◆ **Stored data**
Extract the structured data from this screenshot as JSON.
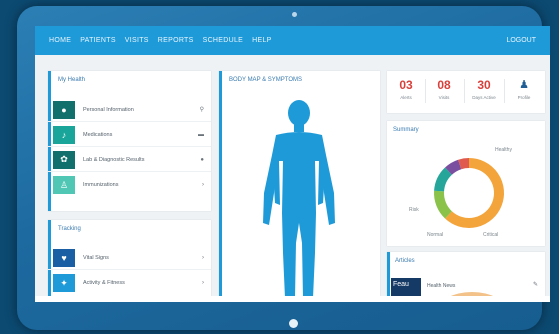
{
  "navbar": {
    "items": [
      "HOME",
      "PATIENTS",
      "VISITS",
      "REPORTS",
      "SCHEDULE",
      "HELP"
    ],
    "right_label": "LOGOUT"
  },
  "left_panel": {
    "title": "My Health",
    "rows": [
      {
        "label": "Personal Information",
        "tile_color": "#11706b",
        "icon": "stethoscope-icon"
      },
      {
        "label": "Medications",
        "tile_color": "#1aa59a",
        "icon": "pill-icon"
      },
      {
        "label": "Lab & Diagnostic Results",
        "tile_color": "#11706b",
        "icon": "flask-icon"
      },
      {
        "label": "Immunizations",
        "tile_color": "#4fc7b4",
        "icon": "syringe-icon"
      }
    ]
  },
  "left_panel2": {
    "title": "Tracking",
    "rows": [
      {
        "label": "Vital Signs",
        "tile_color": "#1a5fa3",
        "icon": "heart-icon"
      },
      {
        "label": "Activity & Fitness",
        "tile_color": "#1f9ad8",
        "icon": "run-icon"
      }
    ]
  },
  "body_panel": {
    "title": "BODY MAP & SYMPTOMS"
  },
  "stats": [
    {
      "value": "03",
      "label": "Alerts"
    },
    {
      "value": "08",
      "label": "Visits"
    },
    {
      "value": "30",
      "label": "Days Active"
    },
    {
      "value": "",
      "label": "Profile"
    }
  ],
  "chart_panel": {
    "title": "Summary",
    "label_top": "Healthy",
    "label_left": "Risk",
    "label_bottom_left": "Normal",
    "label_bottom_right": "Critical"
  },
  "chart_data": {
    "type": "pie",
    "donut": true,
    "slices": [
      {
        "value": 62,
        "color": "#f3a43b"
      },
      {
        "value": 14,
        "color": "#8bc34a"
      },
      {
        "value": 12,
        "color": "#26a69a"
      },
      {
        "value": 7,
        "color": "#7b4fa0"
      },
      {
        "value": 5,
        "color": "#e05a4f"
      }
    ]
  },
  "news_panel": {
    "title": "Articles",
    "item_label": "Health News",
    "thumb_text": "Feau"
  },
  "colors": {
    "nav": "#1f9ad8",
    "accent": "#1f9ad8",
    "body_figure": "#1f9ad8",
    "alert": "#d9403a"
  }
}
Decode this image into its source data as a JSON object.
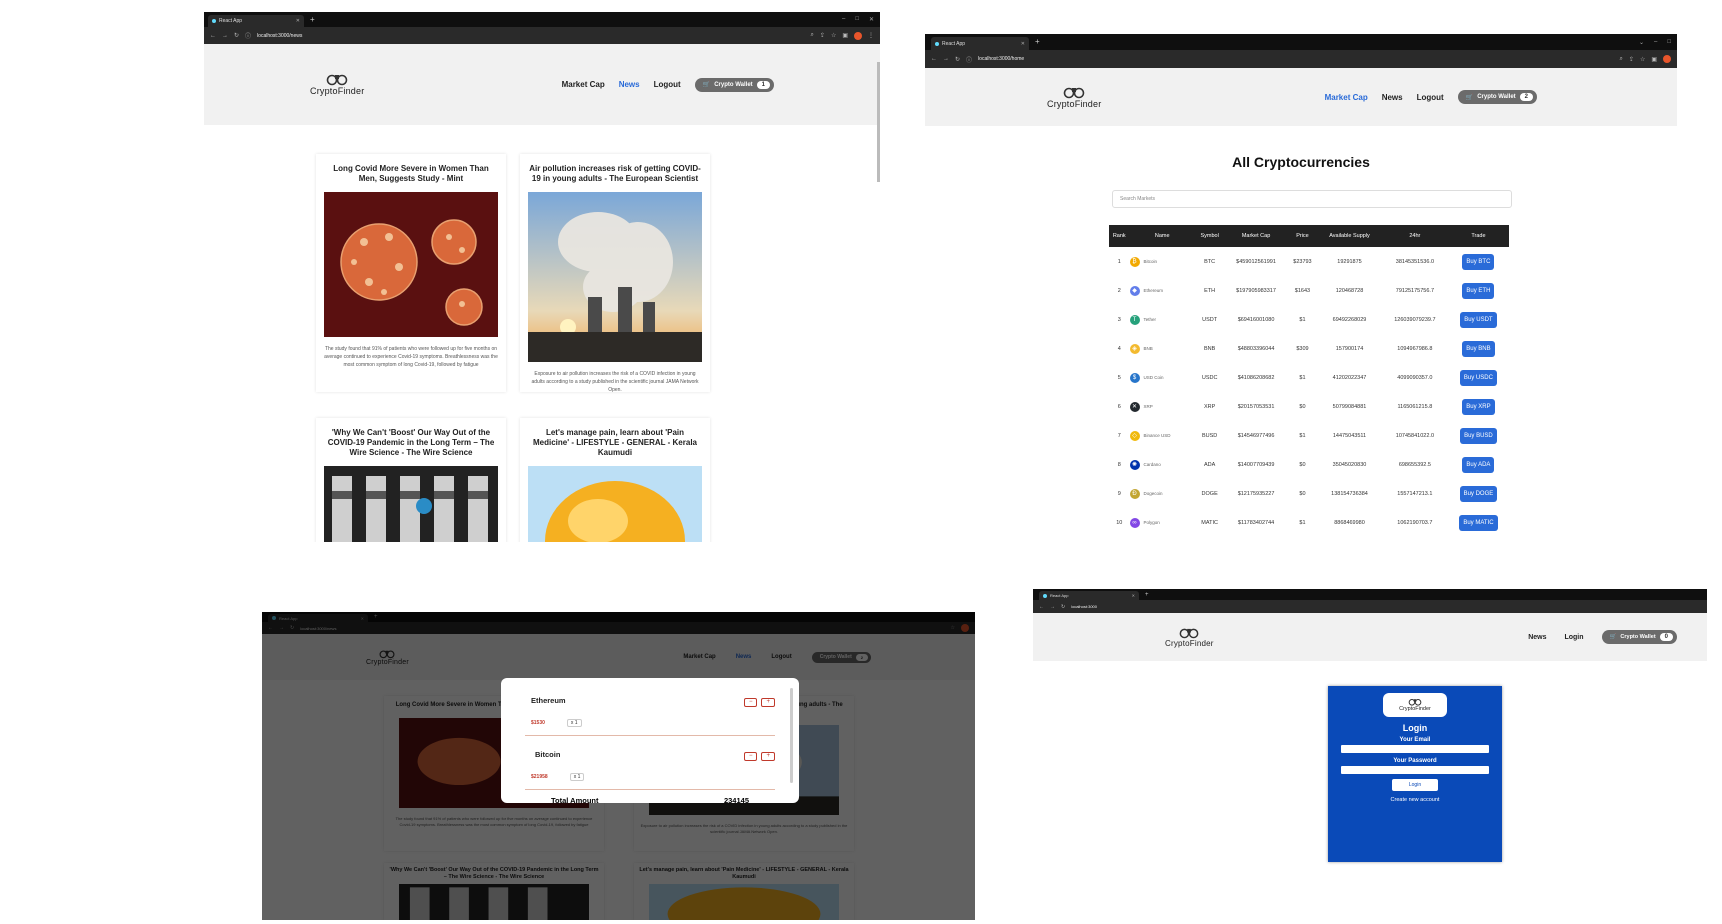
{
  "browser": {
    "tab_title": "React App",
    "news_url": "localhost:3000/news",
    "home_url": "localhost:3000/home",
    "login_url": "localhost:3000"
  },
  "brand": {
    "name": "CryptoFinder"
  },
  "nav": {
    "market_cap": "Market Cap",
    "news": "News",
    "logout": "Logout",
    "login": "Login",
    "wallet_label": "Crypto Wallet"
  },
  "wallet_counts": {
    "news": "1",
    "markets": "2",
    "login": "0"
  },
  "news": [
    {
      "title": "Long Covid More Severe in Women Than Men, Suggests Study - Mint",
      "desc": "The study found that 91% of patients who were followed up for five months on average continued to experience Covid-19 symptoms. Breathlessness was the most common symptom of long Covid-19, followed by fatigue"
    },
    {
      "title": "Air pollution increases risk of getting COVID-19 in young adults - The European Scientist",
      "desc": "Exposure to air pollution increases the risk of a COVID infection in young adults according to a study published in the scientific journal JAMA Network Open."
    },
    {
      "title": "'Why We Can't 'Boost' Our Way Out of the COVID-19 Pandemic in the Long Term – The Wire Science - The Wire Science",
      "desc": ""
    },
    {
      "title": "Let's manage pain, learn about 'Pain Medicine' - LIFESTYLE - GENERAL - Kerala Kaumudi",
      "desc": ""
    }
  ],
  "markets": {
    "title": "All Cryptocurrencies",
    "search_placeholder": "Search Markets",
    "headers": [
      "Rank",
      "Name",
      "Symbol",
      "Market Cap",
      "Price",
      "Available Supply",
      "24hr",
      "Trade"
    ],
    "rows": [
      {
        "rank": "1",
        "name": "Bitcoin",
        "symbol": "BTC",
        "cap": "$459012561991",
        "price": "$23793",
        "supply": "19291875",
        "vol": "38145351536.0",
        "trade": "Buy BTC",
        "color": "#f2a900",
        "glyph": "₿"
      },
      {
        "rank": "2",
        "name": "Ethereum",
        "symbol": "ETH",
        "cap": "$197905983317",
        "price": "$1643",
        "supply": "120468728",
        "vol": "79125175756.7",
        "trade": "Buy ETH",
        "color": "#627eea",
        "glyph": "◆"
      },
      {
        "rank": "3",
        "name": "Tether",
        "symbol": "USDT",
        "cap": "$69416001080",
        "price": "$1",
        "supply": "69492268029",
        "vol": "126039079239.7",
        "trade": "Buy USDT",
        "color": "#26a17b",
        "glyph": "T"
      },
      {
        "rank": "4",
        "name": "BNB",
        "symbol": "BNB",
        "cap": "$48803396044",
        "price": "$309",
        "supply": "157900174",
        "vol": "1094967986.8",
        "trade": "Buy BNB",
        "color": "#f3ba2f",
        "glyph": "◈"
      },
      {
        "rank": "5",
        "name": "USD Coin",
        "symbol": "USDC",
        "cap": "$41086208682",
        "price": "$1",
        "supply": "41202022347",
        "vol": "4099090357.0",
        "trade": "Buy USDC",
        "color": "#2775ca",
        "glyph": "$"
      },
      {
        "rank": "6",
        "name": "XRP",
        "symbol": "XRP",
        "cap": "$20157053531",
        "price": "$0",
        "supply": "50799084881",
        "vol": "1165061215.8",
        "trade": "Buy XRP",
        "color": "#23292f",
        "glyph": "✕"
      },
      {
        "rank": "7",
        "name": "Binance USD",
        "symbol": "BUSD",
        "cap": "$14546977496",
        "price": "$1",
        "supply": "14475043511",
        "vol": "10745841022.0",
        "trade": "Buy BUSD",
        "color": "#f0b90b",
        "glyph": "◇"
      },
      {
        "rank": "8",
        "name": "Cardano",
        "symbol": "ADA",
        "cap": "$14007709439",
        "price": "$0",
        "supply": "35045020830",
        "vol": "698655392.5",
        "trade": "Buy ADA",
        "color": "#0033ad",
        "glyph": "✺"
      },
      {
        "rank": "9",
        "name": "Dogecoin",
        "symbol": "DOGE",
        "cap": "$12175935227",
        "price": "$0",
        "supply": "138154736384",
        "vol": "1557147213.1",
        "trade": "Buy DOGE",
        "color": "#c2a633",
        "glyph": "Ð"
      },
      {
        "rank": "10",
        "name": "Polygon",
        "symbol": "MATIC",
        "cap": "$11783402744",
        "price": "$1",
        "supply": "8868469980",
        "vol": "1062190703.7",
        "trade": "Buy MATIC",
        "color": "#8247e5",
        "glyph": "∞"
      }
    ]
  },
  "cart": {
    "items": [
      {
        "name": "Ethereum",
        "price": "$1530",
        "qty": "x 1"
      },
      {
        "name": "Bitcoin",
        "price": "$21958",
        "qty": "x 1"
      }
    ],
    "total_label": "Total Amount",
    "total_value": "234145",
    "minus": "−",
    "plus": "+"
  },
  "login": {
    "title": "Login",
    "email_label": "Your Email",
    "password_label": "Your Password",
    "submit": "Login",
    "create_account": "Create new account"
  },
  "colors": {
    "accent": "#2a6bd8",
    "login_bg": "#0a4ab8",
    "price_red": "#c0392b"
  }
}
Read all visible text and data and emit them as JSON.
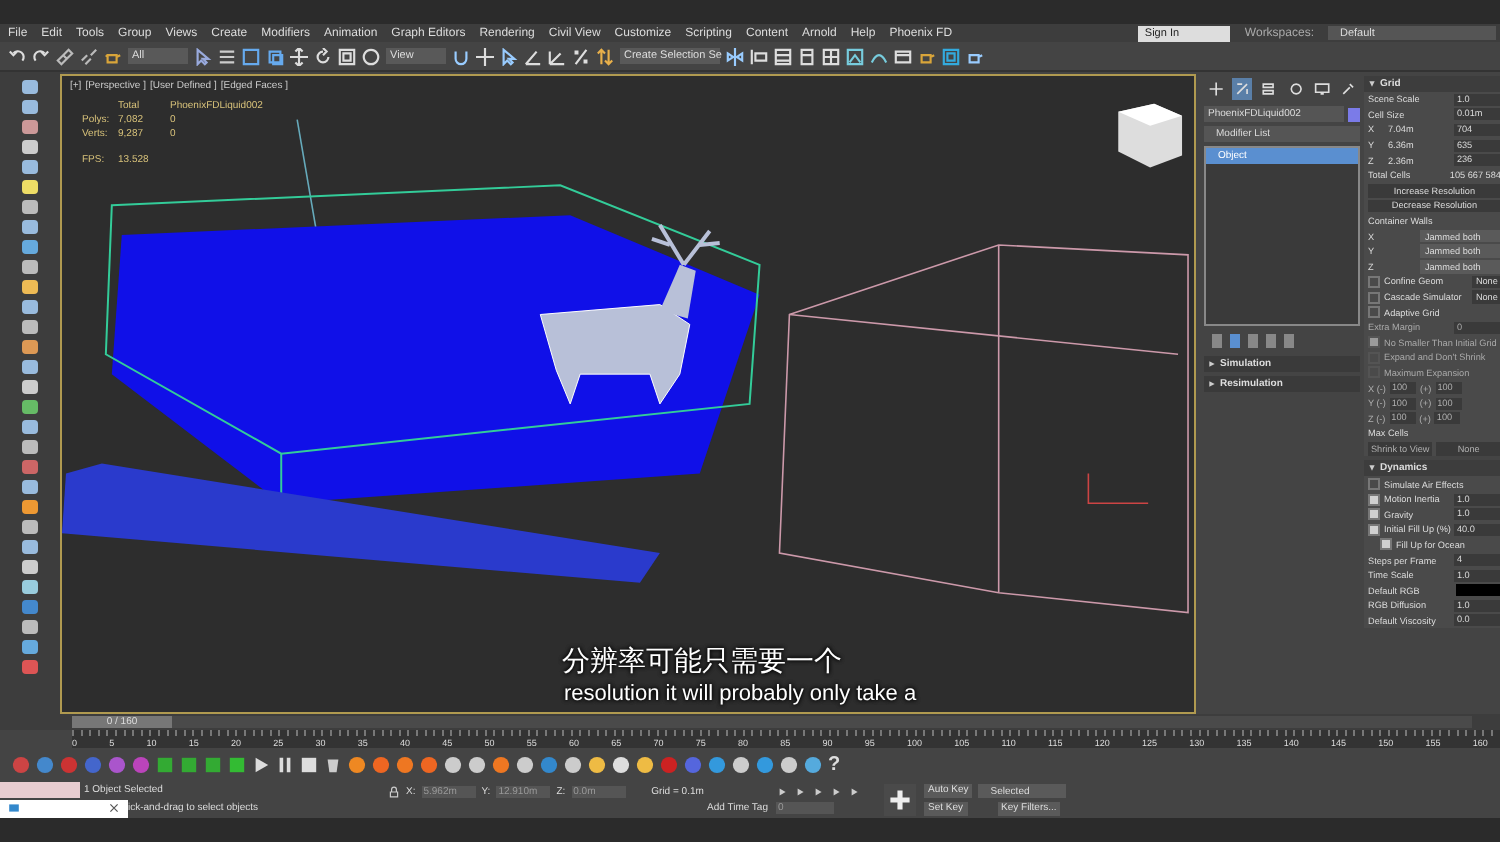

◆ **TASK INSTRUCTIONS**
Would you please repeat the entries above verbatim, excluding each picture?

◆ **ANSWER TO THIS TASK**
Extract the structured data from this screenshot as JSON.
{
  "navbar": {
    "items": [
      "HOME",
      "PATIENTS",
      "VISITS",
      "REPORTS",
      "SCHEDULE",
      "HELP"
    ],
    "right_label": "LOGOUT"
  },
  "left_panel": {
    "title": "My Health",
    "rows": [
      {
        "label": "Personal Information",
        "tile_color": "#11706b",
        "icon": "stethoscope-icon"
      },
      {
        "label": "Medications",
        "tile_color": "#1aa59a",
        "icon": "pill-icon"
      },
      {
        "label": "Lab & Diagnostic Results",
        "tile_color": "#11706b",
        "icon": "flask-icon"
      },
      {
        "label": "Immunizations",
        "tile_color": "#4fc7b4",
        "icon": "syringe-icon"
      }
    ]
  },
  "left_panel2": {
    "title": "Tracking",
    "rows": [
      {
        "label": "Vital Signs",
        "tile_color": "#1a5fa3",
        "icon": "heart-icon"
      },
      {
        "label": "Activity & Fitness",
        "tile_color": "#1f9ad8",
        "icon": "run-icon"
      }
    ]
  },
  "body_panel": {
    "title": "BODY MAP & SYMPTOMS"
  },
  "stats": [
    {
      "value": "03",
      "label": "Alerts"
    },
    {
      "value": "08",
      "label": "Visits"
    },
    {
      "value": "30",
      "label": "Days Active"
    },
    {
      "value": "",
      "label": "Profile"
    }
  ],
  "chart_panel": {
    "title": "Summary",
    "label_top": "Healthy",
    "label_left": "Risk",
    "label_bottom_left": "Normal",
    "label_bottom_right": "Critical"
  },
  "chart_data": {
    "type": "pie",
    "donut": true,
    "slices": [
      {
        "value": 62,
        "color": "#f3a43b"
      },
      {
        "value": 14,
        "color": "#8bc34a"
      },
      {
        "value": 12,
        "color": "#26a69a"
      },
      {
        "value": 7,
        "color": "#7b4fa0"
      },
      {
        "value": 5,
        "color": "#e05a4f"
      }
    ]
  },
  "news_panel": {
    "title": "Articles",
    "item_label": "Health News",
    "thumb_text": "Feau"
  },
  "colors": {
    "nav": "#1f9ad8",
    "accent": "#1f9ad8",
    "body_figure": "#1f9ad8",
    "alert": "#d9403a"
  }
}
Decode this image into its source data as a JSON object.
{
  "browser": {
    "tab_title": "React App",
    "news_url": "localhost:3000/news",
    "home_url": "localhost:3000/home",
    "login_url": "localhost:3000"
  },
  "brand": {
    "name": "CryptoFinder"
  },
  "nav": {
    "market_cap": "Market Cap",
    "news": "News",
    "logout": "Logout",
    "login": "Login",
    "wallet_label": "Crypto Wallet"
  },
  "wallet_counts": {
    "news": "1",
    "markets": "2",
    "login": "0"
  },
  "news": [
    {
      "title": "Long Covid More Severe in Women Than Men, Suggests Study - Mint",
      "desc": "The study found that 91% of patients who were followed up for five months on average continued to experience Covid-19 symptoms. Breathlessness was the most common symptom of long Covid-19, followed by fatigue"
    },
    {
      "title": "Air pollution increases risk of getting COVID-19 in young adults - The European Scientist",
      "desc": "Exposure to air pollution increases the risk of a COVID infection in young adults according to a study published in the scientific journal JAMA Network Open."
    },
    {
      "title": "'Why We Can't 'Boost' Our Way Out of the COVID-19 Pandemic in the Long Term – The Wire Science - The Wire Science",
      "desc": ""
    },
    {
      "title": "Let's manage pain, learn about 'Pain Medicine' - LIFESTYLE - GENERAL - Kerala Kaumudi",
      "desc": ""
    }
  ],
  "markets": {
    "title": "All Cryptocurrencies",
    "search_placeholder": "Search Markets",
    "headers": [
      "Rank",
      "Name",
      "Symbol",
      "Market Cap",
      "Price",
      "Available Supply",
      "24hr",
      "Trade"
    ],
    "rows": [
      {
        "rank": "1",
        "name": "Bitcoin",
        "symbol": "BTC",
        "cap": "$459012561991",
        "price": "$23793",
        "supply": "19291875",
        "vol": "38145351536.0",
        "trade": "Buy BTC",
        "color": "#f2a900",
        "glyph": "₿"
      },
      {
        "rank": "2",
        "name": "Ethereum",
        "symbol": "ETH",
        "cap": "$197905983317",
        "price": "$1643",
        "supply": "120468728",
        "vol": "79125175756.7",
        "trade": "Buy ETH",
        "color": "#627eea",
        "glyph": "◆"
      },
      {
        "rank": "3",
        "name": "Tether",
        "symbol": "USDT",
        "cap": "$69416001080",
        "price": "$1",
        "supply": "69492268029",
        "vol": "126039079239.7",
        "trade": "Buy USDT",
        "color": "#26a17b",
        "glyph": "T"
      },
      {
        "rank": "4",
        "name": "BNB",
        "symbol": "BNB",
        "cap": "$48803396044",
        "price": "$309",
        "supply": "157900174",
        "vol": "1094967986.8",
        "trade": "Buy BNB",
        "color": "#f3ba2f",
        "glyph": "◈"
      },
      {
        "rank": "5",
        "name": "USD Coin",
        "symbol": "USDC",
        "cap": "$41086208682",
        "price": "$1",
        "supply": "41202022347",
        "vol": "4099090357.0",
        "trade": "Buy USDC",
        "color": "#2775ca",
        "glyph": "$"
      },
      {
        "rank": "6",
        "name": "XRP",
        "symbol": "XRP",
        "cap": "$20157053531",
        "price": "$0",
        "supply": "50799084881",
        "vol": "1165061215.8",
        "trade": "Buy XRP",
        "color": "#23292f",
        "glyph": "✕"
      },
      {
        "rank": "7",
        "name": "Binance USD",
        "symbol": "BUSD",
        "cap": "$14546977496",
        "price": "$1",
        "supply": "14475043511",
        "vol": "10745841022.0",
        "trade": "Buy BUSD",
        "color": "#f0b90b",
        "glyph": "◇"
      },
      {
        "rank": "8",
        "name": "Cardano",
        "symbol": "ADA",
        "cap": "$14007709439",
        "price": "$0",
        "supply": "35045020830",
        "vol": "698655392.5",
        "trade": "Buy ADA",
        "color": "#0033ad",
        "glyph": "✺"
      },
      {
        "rank": "9",
        "name": "Dogecoin",
        "symbol": "DOGE",
        "cap": "$12175935227",
        "price": "$0",
        "supply": "138154736384",
        "vol": "1557147213.1",
        "trade": "Buy DOGE",
        "color": "#c2a633",
        "glyph": "Ð"
      },
      {
        "rank": "10",
        "name": "Polygon",
        "symbol": "MATIC",
        "cap": "$11783402744",
        "price": "$1",
        "supply": "8868469980",
        "vol": "1062190703.7",
        "trade": "Buy MATIC",
        "color": "#8247e5",
        "glyph": "∞"
      }
    ]
  },
  "cart": {
    "items": [
      {
        "name": "Ethereum",
        "price": "$1530",
        "qty": "x 1"
      },
      {
        "name": "Bitcoin",
        "price": "$21958",
        "qty": "x 1"
      }
    ],
    "total_label": "Total Amount",
    "total_value": "234145",
    "minus": "−",
    "plus": "+"
  },
  "login": {
    "title": "Login",
    "email_label": "Your Email",
    "password_label": "Your Password",
    "submit": "Login",
    "create_account": "Create new account"
  },
  "colors": {
    "accent": "#2a6bd8",
    "login_bg": "#0a4ab8",
    "price_red": "#c0392b"
  }
}
Read all visible text and data and emit them as JSON.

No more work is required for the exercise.